### [TASK REQUIREMENTS]
Return all lines in the material below that contain "JSON".

### [PROVIDED MATERIAL]

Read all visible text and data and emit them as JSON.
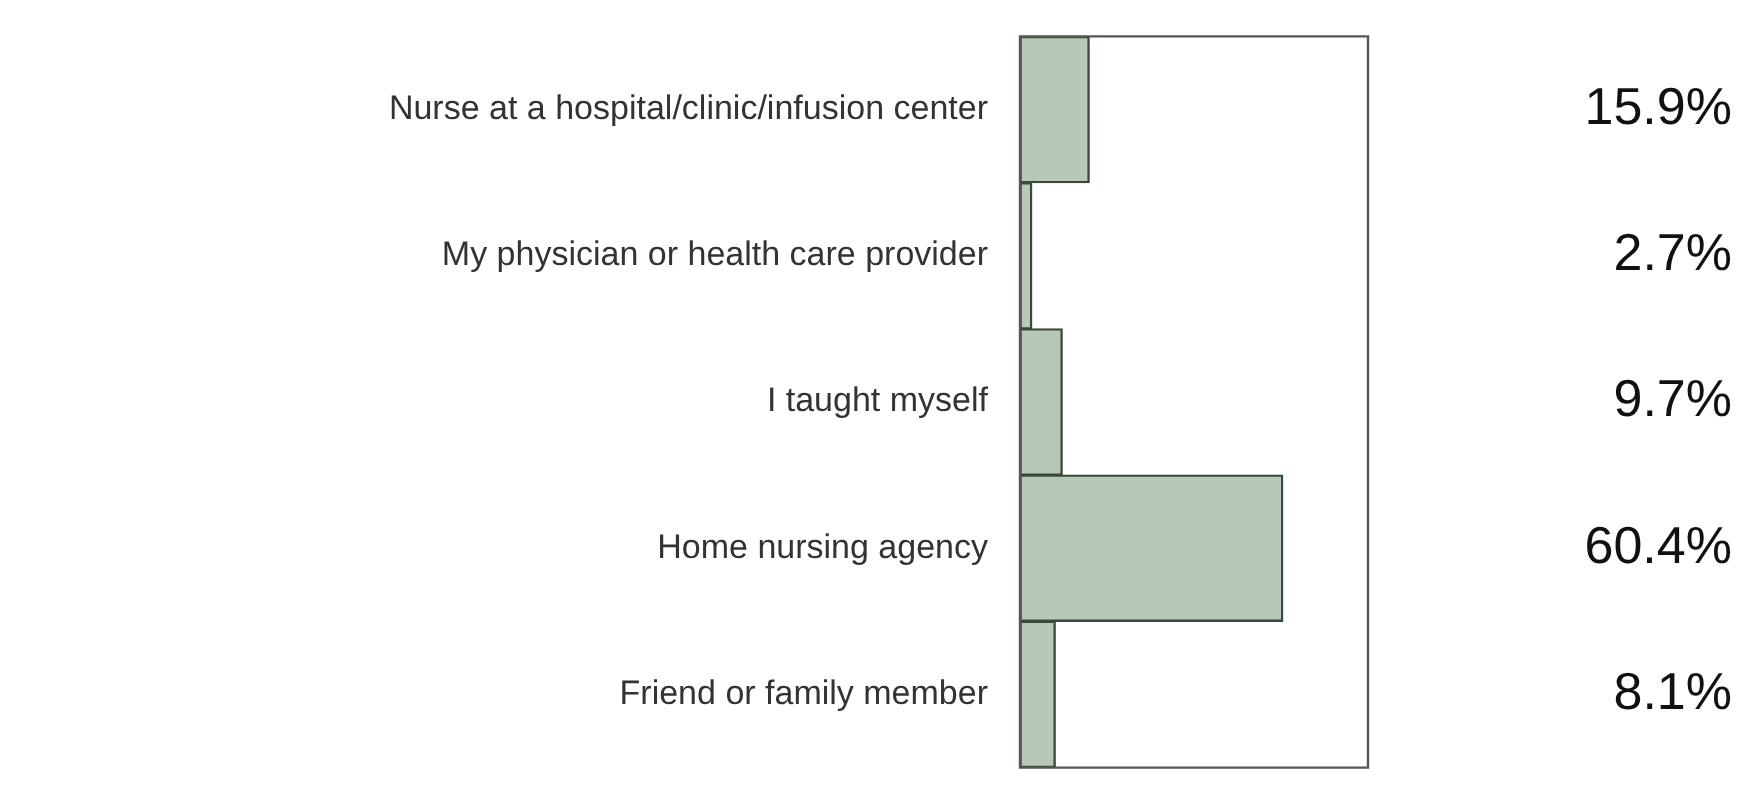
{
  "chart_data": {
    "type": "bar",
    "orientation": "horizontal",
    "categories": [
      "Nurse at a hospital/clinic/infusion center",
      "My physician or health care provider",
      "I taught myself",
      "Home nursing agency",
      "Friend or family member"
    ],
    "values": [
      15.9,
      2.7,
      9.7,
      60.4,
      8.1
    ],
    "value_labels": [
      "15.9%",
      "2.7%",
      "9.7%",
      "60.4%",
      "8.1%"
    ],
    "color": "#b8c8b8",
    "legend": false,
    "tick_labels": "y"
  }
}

==

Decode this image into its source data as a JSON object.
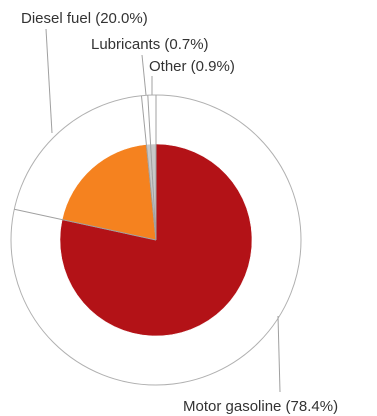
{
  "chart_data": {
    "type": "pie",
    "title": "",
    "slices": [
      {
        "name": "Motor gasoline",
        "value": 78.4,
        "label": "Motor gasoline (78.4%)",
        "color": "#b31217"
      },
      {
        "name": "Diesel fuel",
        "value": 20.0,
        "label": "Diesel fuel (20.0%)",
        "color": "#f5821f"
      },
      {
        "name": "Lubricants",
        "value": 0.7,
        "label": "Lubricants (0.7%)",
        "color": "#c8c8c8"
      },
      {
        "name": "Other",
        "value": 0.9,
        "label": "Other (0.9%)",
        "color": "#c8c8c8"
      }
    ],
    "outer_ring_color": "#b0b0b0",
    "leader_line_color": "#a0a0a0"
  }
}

### [THE ANSWER]
Read all visible text and data and emit them as JSON.
Decode this image into its source data as a JSON object.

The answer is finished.